The exercise: Can you pull out each line of the data below that includes the word "JSON"?

▬▬▬▬▬▬▬▬▬▬

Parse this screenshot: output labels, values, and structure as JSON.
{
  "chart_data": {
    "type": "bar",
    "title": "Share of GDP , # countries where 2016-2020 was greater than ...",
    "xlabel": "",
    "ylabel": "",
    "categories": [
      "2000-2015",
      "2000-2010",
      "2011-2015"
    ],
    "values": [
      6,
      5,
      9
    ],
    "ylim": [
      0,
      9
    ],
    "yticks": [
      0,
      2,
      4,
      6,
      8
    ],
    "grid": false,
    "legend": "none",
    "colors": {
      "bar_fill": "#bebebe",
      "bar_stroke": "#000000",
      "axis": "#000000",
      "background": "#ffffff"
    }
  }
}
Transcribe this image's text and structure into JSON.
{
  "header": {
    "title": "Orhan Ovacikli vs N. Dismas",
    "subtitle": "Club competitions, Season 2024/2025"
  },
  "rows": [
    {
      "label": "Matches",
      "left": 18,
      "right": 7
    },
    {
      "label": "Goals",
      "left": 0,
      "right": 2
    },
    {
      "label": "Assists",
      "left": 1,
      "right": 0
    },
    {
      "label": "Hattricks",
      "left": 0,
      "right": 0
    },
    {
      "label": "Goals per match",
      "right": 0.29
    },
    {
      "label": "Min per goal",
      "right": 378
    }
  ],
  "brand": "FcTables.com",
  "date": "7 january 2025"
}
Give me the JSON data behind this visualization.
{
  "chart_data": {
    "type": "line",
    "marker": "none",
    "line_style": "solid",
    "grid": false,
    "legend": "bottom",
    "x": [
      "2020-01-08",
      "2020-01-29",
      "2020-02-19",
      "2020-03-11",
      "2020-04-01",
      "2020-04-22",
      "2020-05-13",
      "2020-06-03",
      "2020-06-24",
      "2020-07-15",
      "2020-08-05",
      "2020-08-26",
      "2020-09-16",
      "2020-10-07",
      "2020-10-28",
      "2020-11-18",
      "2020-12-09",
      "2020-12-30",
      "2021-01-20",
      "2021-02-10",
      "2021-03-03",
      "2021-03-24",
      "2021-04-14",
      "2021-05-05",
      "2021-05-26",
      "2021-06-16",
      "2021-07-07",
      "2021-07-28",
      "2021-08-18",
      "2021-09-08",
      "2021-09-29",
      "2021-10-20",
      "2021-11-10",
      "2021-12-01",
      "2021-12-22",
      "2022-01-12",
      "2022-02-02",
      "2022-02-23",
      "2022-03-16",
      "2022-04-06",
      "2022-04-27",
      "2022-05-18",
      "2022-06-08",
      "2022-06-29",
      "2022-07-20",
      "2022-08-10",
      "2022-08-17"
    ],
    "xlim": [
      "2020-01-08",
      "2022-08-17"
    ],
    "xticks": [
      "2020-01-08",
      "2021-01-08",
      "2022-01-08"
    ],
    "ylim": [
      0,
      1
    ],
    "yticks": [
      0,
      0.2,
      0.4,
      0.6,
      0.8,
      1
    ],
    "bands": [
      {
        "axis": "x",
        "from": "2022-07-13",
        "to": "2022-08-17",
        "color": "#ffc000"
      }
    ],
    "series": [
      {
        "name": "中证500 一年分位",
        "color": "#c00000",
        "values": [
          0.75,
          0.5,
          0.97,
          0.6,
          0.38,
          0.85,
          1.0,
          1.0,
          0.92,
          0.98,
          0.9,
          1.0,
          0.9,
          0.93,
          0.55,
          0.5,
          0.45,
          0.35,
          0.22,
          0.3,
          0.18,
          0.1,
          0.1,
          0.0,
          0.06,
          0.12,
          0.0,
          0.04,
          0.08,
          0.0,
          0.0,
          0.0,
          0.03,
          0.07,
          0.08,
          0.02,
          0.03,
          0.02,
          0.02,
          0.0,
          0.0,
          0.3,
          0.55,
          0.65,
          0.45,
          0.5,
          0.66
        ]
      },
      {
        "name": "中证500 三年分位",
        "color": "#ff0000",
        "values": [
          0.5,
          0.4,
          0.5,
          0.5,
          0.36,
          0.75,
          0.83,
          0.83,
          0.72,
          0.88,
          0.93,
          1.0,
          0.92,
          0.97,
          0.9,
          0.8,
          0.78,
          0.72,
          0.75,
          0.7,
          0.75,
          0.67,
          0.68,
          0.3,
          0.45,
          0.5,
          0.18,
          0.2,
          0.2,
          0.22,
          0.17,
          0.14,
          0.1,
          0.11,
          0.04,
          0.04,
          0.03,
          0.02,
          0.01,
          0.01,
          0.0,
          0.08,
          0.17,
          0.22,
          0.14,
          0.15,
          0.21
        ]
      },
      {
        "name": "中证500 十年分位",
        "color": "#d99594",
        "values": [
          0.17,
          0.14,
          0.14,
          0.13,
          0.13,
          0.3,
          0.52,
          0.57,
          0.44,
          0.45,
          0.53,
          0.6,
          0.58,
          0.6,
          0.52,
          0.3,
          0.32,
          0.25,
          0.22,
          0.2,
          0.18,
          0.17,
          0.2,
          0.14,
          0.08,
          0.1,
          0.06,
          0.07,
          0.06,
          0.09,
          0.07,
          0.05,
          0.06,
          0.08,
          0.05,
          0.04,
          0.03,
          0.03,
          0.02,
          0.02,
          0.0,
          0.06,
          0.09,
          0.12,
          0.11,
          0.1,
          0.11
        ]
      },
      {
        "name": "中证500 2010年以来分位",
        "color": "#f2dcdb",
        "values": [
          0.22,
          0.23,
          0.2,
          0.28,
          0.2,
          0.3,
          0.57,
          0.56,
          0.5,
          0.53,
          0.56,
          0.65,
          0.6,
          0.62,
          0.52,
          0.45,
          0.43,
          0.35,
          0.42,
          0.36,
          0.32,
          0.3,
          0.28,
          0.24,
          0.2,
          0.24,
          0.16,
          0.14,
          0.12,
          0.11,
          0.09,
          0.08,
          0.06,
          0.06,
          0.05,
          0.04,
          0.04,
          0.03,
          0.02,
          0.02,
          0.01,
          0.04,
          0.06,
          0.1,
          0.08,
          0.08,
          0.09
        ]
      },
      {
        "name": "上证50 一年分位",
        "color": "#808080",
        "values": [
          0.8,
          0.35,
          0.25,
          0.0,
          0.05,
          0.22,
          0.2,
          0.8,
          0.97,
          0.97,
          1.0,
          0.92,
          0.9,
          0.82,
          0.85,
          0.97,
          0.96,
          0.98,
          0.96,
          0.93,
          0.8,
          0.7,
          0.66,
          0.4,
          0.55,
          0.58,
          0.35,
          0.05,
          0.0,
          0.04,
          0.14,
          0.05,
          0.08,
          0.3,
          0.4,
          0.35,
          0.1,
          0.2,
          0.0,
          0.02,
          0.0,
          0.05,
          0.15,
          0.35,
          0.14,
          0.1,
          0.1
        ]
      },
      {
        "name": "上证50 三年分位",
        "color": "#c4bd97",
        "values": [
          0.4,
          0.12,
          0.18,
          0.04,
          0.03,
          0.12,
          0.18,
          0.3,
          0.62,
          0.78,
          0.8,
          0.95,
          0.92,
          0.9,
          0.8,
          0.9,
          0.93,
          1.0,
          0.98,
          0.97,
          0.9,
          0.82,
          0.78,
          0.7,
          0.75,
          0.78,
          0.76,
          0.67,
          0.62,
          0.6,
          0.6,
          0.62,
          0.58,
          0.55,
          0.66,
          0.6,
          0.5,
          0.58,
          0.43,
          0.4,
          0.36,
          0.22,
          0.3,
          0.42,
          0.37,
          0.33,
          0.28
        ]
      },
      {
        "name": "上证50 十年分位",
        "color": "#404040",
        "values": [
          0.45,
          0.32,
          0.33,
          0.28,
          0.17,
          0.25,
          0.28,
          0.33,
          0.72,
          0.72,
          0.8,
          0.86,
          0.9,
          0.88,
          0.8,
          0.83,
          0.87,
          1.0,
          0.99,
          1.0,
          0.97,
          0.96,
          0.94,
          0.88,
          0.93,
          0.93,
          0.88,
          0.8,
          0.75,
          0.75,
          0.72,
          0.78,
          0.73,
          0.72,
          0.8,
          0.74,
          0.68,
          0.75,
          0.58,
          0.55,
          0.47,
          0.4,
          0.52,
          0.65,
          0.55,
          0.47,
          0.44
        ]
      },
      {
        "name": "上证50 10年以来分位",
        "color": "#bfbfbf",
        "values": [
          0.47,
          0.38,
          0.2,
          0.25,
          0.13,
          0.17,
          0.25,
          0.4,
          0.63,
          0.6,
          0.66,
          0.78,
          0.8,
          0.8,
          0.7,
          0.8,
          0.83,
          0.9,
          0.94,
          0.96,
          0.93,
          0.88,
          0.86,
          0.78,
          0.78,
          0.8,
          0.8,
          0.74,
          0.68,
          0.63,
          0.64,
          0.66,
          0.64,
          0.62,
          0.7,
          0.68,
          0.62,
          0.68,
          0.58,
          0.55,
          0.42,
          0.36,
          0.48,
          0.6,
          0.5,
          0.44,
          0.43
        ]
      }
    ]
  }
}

▬▬▬▬▬▬▬▬▬▬

The solution:
Parse this screenshot: output labels, values, and structure as JSON.
Transcribe this image's text and structure into JSON.
Give me the JSON data behind this visualization.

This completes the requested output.